Start of THE DATA
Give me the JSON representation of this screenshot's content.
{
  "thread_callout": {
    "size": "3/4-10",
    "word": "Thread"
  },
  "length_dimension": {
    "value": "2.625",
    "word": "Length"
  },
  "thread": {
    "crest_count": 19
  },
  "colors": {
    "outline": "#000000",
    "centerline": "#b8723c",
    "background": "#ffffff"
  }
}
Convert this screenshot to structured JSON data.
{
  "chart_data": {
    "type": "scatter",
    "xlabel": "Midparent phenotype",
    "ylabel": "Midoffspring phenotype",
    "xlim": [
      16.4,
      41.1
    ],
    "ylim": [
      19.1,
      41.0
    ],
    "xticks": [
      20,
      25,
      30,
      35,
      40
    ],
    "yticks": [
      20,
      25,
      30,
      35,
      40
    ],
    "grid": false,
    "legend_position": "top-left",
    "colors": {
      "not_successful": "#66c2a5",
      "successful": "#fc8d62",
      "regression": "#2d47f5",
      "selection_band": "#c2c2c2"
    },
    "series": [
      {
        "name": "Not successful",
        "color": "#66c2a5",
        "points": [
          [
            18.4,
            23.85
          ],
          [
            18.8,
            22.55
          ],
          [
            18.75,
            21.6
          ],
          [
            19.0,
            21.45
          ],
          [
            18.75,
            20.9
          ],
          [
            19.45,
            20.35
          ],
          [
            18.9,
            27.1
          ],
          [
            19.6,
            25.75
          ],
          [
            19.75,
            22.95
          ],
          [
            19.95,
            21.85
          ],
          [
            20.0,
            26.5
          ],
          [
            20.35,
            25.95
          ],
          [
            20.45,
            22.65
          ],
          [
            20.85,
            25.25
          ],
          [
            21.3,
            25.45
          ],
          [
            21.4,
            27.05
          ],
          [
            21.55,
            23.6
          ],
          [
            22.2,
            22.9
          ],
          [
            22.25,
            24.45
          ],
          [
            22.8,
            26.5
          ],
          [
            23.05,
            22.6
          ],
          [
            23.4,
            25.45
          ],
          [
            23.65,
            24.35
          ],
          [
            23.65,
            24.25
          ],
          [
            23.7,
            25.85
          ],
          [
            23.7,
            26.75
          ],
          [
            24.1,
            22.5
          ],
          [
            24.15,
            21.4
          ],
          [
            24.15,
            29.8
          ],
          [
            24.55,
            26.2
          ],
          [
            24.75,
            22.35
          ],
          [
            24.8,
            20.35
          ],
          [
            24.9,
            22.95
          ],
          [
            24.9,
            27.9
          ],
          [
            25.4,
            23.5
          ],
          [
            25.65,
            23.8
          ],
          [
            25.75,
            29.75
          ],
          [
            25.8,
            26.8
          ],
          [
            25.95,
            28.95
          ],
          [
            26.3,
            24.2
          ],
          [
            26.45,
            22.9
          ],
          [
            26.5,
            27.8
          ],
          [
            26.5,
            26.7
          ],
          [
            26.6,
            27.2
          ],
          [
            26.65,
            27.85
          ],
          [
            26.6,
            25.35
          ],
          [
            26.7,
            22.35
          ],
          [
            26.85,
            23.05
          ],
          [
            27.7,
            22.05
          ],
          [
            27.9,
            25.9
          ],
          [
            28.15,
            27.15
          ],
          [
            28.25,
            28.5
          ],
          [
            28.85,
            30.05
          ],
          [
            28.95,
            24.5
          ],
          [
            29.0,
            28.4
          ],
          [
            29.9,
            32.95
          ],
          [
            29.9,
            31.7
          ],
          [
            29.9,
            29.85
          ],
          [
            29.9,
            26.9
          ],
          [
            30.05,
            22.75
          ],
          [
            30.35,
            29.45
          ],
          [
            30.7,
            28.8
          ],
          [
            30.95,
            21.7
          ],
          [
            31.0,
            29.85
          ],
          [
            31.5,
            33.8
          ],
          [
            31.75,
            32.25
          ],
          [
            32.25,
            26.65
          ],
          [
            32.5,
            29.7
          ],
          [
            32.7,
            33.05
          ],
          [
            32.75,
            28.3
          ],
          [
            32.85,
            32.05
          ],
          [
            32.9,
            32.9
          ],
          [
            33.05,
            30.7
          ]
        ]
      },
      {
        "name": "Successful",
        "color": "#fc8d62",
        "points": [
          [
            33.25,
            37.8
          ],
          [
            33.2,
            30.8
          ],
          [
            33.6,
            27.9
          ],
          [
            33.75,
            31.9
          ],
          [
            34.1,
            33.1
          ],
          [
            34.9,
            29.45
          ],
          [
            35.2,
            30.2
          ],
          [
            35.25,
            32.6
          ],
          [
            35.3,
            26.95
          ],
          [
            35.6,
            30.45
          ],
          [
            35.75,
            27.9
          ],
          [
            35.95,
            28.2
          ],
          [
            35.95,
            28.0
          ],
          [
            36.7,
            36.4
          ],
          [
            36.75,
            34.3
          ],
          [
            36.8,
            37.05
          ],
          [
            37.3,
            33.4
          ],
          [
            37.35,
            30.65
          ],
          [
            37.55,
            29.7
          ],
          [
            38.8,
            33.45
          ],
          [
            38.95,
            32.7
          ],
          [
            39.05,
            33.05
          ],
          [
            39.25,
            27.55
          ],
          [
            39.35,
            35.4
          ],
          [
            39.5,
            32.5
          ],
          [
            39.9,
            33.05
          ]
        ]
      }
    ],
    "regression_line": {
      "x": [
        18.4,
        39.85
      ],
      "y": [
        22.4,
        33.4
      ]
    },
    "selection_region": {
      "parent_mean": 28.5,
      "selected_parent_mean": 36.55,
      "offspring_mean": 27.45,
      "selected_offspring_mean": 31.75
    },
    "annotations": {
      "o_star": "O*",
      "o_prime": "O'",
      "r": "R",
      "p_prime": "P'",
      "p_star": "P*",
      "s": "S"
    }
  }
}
End of THE DATA
Reproduce the full listing word for word.

Give me the JSON representation of this screenshot's content.
{
  "thread_callout": {
    "size": "3/4-10",
    "word": "Thread"
  },
  "length_dimension": {
    "value": "2.625",
    "word": "Length"
  },
  "thread": {
    "crest_count": 19
  },
  "colors": {
    "outline": "#000000",
    "centerline": "#b8723c",
    "background": "#ffffff"
  }
}
Convert this screenshot to structured JSON data.
{
  "chart_data": {
    "type": "scatter",
    "xlabel": "Midparent phenotype",
    "ylabel": "Midoffspring phenotype",
    "xlim": [
      16.4,
      41.1
    ],
    "ylim": [
      19.1,
      41.0
    ],
    "xticks": [
      20,
      25,
      30,
      35,
      40
    ],
    "yticks": [
      20,
      25,
      30,
      35,
      40
    ],
    "grid": false,
    "legend_position": "top-left",
    "colors": {
      "not_successful": "#66c2a5",
      "successful": "#fc8d62",
      "regression": "#2d47f5",
      "selection_band": "#c2c2c2"
    },
    "series": [
      {
        "name": "Not successful",
        "color": "#66c2a5",
        "points": [
          [
            18.4,
            23.85
          ],
          [
            18.8,
            22.55
          ],
          [
            18.75,
            21.6
          ],
          [
            19.0,
            21.45
          ],
          [
            18.75,
            20.9
          ],
          [
            19.45,
            20.35
          ],
          [
            18.9,
            27.1
          ],
          [
            19.6,
            25.75
          ],
          [
            19.75,
            22.95
          ],
          [
            19.95,
            21.85
          ],
          [
            20.0,
            26.5
          ],
          [
            20.35,
            25.95
          ],
          [
            20.45,
            22.65
          ],
          [
            20.85,
            25.25
          ],
          [
            21.3,
            25.45
          ],
          [
            21.4,
            27.05
          ],
          [
            21.55,
            23.6
          ],
          [
            22.2,
            22.9
          ],
          [
            22.25,
            24.45
          ],
          [
            22.8,
            26.5
          ],
          [
            23.05,
            22.6
          ],
          [
            23.4,
            25.45
          ],
          [
            23.65,
            24.35
          ],
          [
            23.65,
            24.25
          ],
          [
            23.7,
            25.85
          ],
          [
            23.7,
            26.75
          ],
          [
            24.1,
            22.5
          ],
          [
            24.15,
            21.4
          ],
          [
            24.15,
            29.8
          ],
          [
            24.55,
            26.2
          ],
          [
            24.75,
            22.35
          ],
          [
            24.8,
            20.35
          ],
          [
            24.9,
            22.95
          ],
          [
            24.9,
            27.9
          ],
          [
            25.4,
            23.5
          ],
          [
            25.65,
            23.8
          ],
          [
            25.75,
            29.75
          ],
          [
            25.8,
            26.8
          ],
          [
            25.95,
            28.95
          ],
          [
            26.3,
            24.2
          ],
          [
            26.45,
            22.9
          ],
          [
            26.5,
            27.8
          ],
          [
            26.5,
            26.7
          ],
          [
            26.6,
            27.2
          ],
          [
            26.65,
            27.85
          ],
          [
            26.6,
            25.35
          ],
          [
            26.7,
            22.35
          ],
          [
            26.85,
            23.05
          ],
          [
            27.7,
            22.05
          ],
          [
            27.9,
            25.9
          ],
          [
            28.15,
            27.15
          ],
          [
            28.25,
            28.5
          ],
          [
            28.85,
            30.05
          ],
          [
            28.95,
            24.5
          ],
          [
            29.0,
            28.4
          ],
          [
            29.9,
            32.95
          ],
          [
            29.9,
            31.7
          ],
          [
            29.9,
            29.85
          ],
          [
            29.9,
            26.9
          ],
          [
            30.05,
            22.75
          ],
          [
            30.35,
            29.45
          ],
          [
            30.7,
            28.8
          ],
          [
            30.95,
            21.7
          ],
          [
            31.0,
            29.85
          ],
          [
            31.5,
            33.8
          ],
          [
            31.75,
            32.25
          ],
          [
            32.25,
            26.65
          ],
          [
            32.5,
            29.7
          ],
          [
            32.7,
            33.05
          ],
          [
            32.75,
            28.3
          ],
          [
            32.85,
            32.05
          ],
          [
            32.9,
            32.9
          ],
          [
            33.05,
            30.7
          ]
        ]
      },
      {
        "name": "Successful",
        "color": "#fc8d62",
        "points": [
          [
            33.25,
            37.8
          ],
          [
            33.2,
            30.8
          ],
          [
            33.6,
            27.9
          ],
          [
            33.75,
            31.9
          ],
          [
            34.1,
            33.1
          ],
          [
            34.9,
            29.45
          ],
          [
            35.2,
            30.2
          ],
          [
            35.25,
            32.6
          ],
          [
            35.3,
            26.95
          ],
          [
            35.6,
            30.45
          ],
          [
            35.75,
            27.9
          ],
          [
            35.95,
            28.2
          ],
          [
            35.95,
            28.0
          ],
          [
            36.7,
            36.4
          ],
          [
            36.75,
            34.3
          ],
          [
            36.8,
            37.05
          ],
          [
            37.3,
            33.4
          ],
          [
            37.35,
            30.65
          ],
          [
            37.55,
            29.7
          ],
          [
            38.8,
            33.45
          ],
          [
            38.95,
            32.7
          ],
          [
            39.05,
            33.05
          ],
          [
            39.25,
            27.55
          ],
          [
            39.35,
            35.4
          ],
          [
            39.5,
            32.5
          ],
          [
            39.9,
            33.05
          ]
        ]
      }
    ],
    "regression_line": {
      "x": [
        18.4,
        39.85
      ],
      "y": [
        22.4,
        33.4
      ]
    },
    "selection_region": {
      "parent_mean": 28.5,
      "selected_parent_mean": 36.55,
      "offspring_mean": 27.45,
      "selected_offspring_mean": 31.75
    },
    "annotations": {
      "o_star": "O*",
      "o_prime": "O'",
      "r": "R",
      "p_prime": "P'",
      "p_star": "P*",
      "s": "S"
    }
  }
}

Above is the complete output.